Take the data that follows and retype it word for word.
###
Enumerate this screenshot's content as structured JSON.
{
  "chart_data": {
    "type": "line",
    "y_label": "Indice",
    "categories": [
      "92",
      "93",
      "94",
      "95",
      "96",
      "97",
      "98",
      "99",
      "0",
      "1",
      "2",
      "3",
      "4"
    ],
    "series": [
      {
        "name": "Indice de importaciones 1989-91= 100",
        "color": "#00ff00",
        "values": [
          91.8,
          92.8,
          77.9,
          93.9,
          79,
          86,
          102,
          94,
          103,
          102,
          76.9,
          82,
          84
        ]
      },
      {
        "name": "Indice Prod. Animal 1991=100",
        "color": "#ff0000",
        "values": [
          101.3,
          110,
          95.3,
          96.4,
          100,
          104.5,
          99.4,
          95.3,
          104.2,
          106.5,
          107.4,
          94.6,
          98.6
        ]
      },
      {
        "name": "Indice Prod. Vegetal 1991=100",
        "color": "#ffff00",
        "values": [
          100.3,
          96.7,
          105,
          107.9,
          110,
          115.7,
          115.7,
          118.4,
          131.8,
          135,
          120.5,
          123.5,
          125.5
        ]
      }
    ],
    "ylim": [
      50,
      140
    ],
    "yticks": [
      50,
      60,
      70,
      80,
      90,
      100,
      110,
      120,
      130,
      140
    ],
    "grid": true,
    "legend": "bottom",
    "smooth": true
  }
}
###
**FINISHED TASK:**
Enumerate this screenshot's content as structured JSON.
{
  "chart_data": {
    "type": "line",
    "y_label": "Indice",
    "categories": [
      "92",
      "93",
      "94",
      "95",
      "96",
      "97",
      "98",
      "99",
      "0",
      "1",
      "2",
      "3",
      "4"
    ],
    "series": [
      {
        "name": "Indice de importaciones 1989-91= 100",
        "color": "#00ff00",
        "values": [
          91.8,
          92.8,
          77.9,
          93.9,
          79,
          86,
          102,
          94,
          103,
          102,
          76.9,
          82,
          84
        ]
      },
      {
        "name": "Indice Prod. Animal 1991=100",
        "color": "#ff0000",
        "values": [
          101.3,
          110,
          95.3,
          96.4,
          100,
          104.5,
          99.4,
          95.3,
          104.2,
          106.5,
          107.4,
          94.6,
          98.6
        ]
      },
      {
        "name": "Indice Prod. Vegetal 1991=100",
        "color": "#ffff00",
        "values": [
          100.3,
          96.7,
          105,
          107.9,
          110,
          115.7,
          115.7,
          118.4,
          131.8,
          135,
          120.5,
          123.5,
          125.5
        ]
      }
    ],
    "ylim": [
      50,
      140
    ],
    "yticks": [
      50,
      60,
      70,
      80,
      90,
      100,
      110,
      120,
      130,
      140
    ],
    "grid": true,
    "legend": "bottom",
    "smooth": true
  }
}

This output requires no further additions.